Write out the data below in full. Keep it exact.

>> Start

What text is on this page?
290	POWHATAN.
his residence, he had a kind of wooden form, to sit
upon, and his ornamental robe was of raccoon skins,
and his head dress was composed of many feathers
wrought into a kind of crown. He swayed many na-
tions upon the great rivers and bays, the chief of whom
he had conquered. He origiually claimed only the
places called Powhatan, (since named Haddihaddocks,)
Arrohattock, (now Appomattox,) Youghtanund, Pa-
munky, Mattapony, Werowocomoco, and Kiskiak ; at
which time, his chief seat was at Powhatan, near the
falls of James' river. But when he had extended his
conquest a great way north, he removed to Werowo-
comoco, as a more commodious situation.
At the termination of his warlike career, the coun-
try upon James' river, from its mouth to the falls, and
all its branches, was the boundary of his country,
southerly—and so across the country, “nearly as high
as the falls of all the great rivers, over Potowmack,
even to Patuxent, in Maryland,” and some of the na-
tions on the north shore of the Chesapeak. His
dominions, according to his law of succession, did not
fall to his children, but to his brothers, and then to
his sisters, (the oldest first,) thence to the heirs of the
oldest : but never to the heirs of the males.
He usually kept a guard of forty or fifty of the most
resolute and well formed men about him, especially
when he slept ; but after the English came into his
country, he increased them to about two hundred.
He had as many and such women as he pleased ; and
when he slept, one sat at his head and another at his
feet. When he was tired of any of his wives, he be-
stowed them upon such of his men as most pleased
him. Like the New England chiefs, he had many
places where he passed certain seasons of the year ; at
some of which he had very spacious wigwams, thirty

>> End

*EXERCISE ANSWER*
What text is on this page?
290	POWHATAN.
his residence, he had a kind of wooden form, to sit
upon, and his ornamental robe was of raccoon skins,
and his head dress was composed of many feathers
wrought into a kind of crown. He swayed many na-
tions upon the great rivers and bays, the chief of whom
he had conquered. He origiually claimed only the
places called Powhatan, (since named Haddihaddocks,)
Arrohattock, (now Appomattox,) Youghtanund, Pa-
munky, Mattapony, Werowocomoco, and Kiskiak ; at
which time, his chief seat was at Powhatan, near the
falls of James' river. But when he had extended his
conquest a great way north, he removed to Werowo-
comoco, as a more commodious situation.
At the termination of his warlike career, the coun-
try upon James' river, from its mouth to the falls, and
all its branches, was the boundary of his country,
southerly—and so across the country, “nearly as high
as the falls of all the great rivers, over Potowmack,
even to Patuxent, in Maryland,” and some of the na-
tions on the north shore of the Chesapeak. His
dominions, according to his law of succession, did not
fall to his children, but to his brothers, and then to
his sisters, (the oldest first,) thence to the heirs of the
oldest : but never to the heirs of the males.
He usually kept a guard of forty or fifty of the most
resolute and well formed men about him, especially
when he slept ; but after the English came into his
country, he increased them to about two hundred.
He had as many and such women as he pleased ; and
when he slept, one sat at his head and another at his
feet. When he was tired of any of his wives, he be-
stowed them upon such of his men as most pleased
him. Like the New England chiefs, he had many
places where he passed certain seasons of the year ; at
some of which he had very spacious wigwams, thirty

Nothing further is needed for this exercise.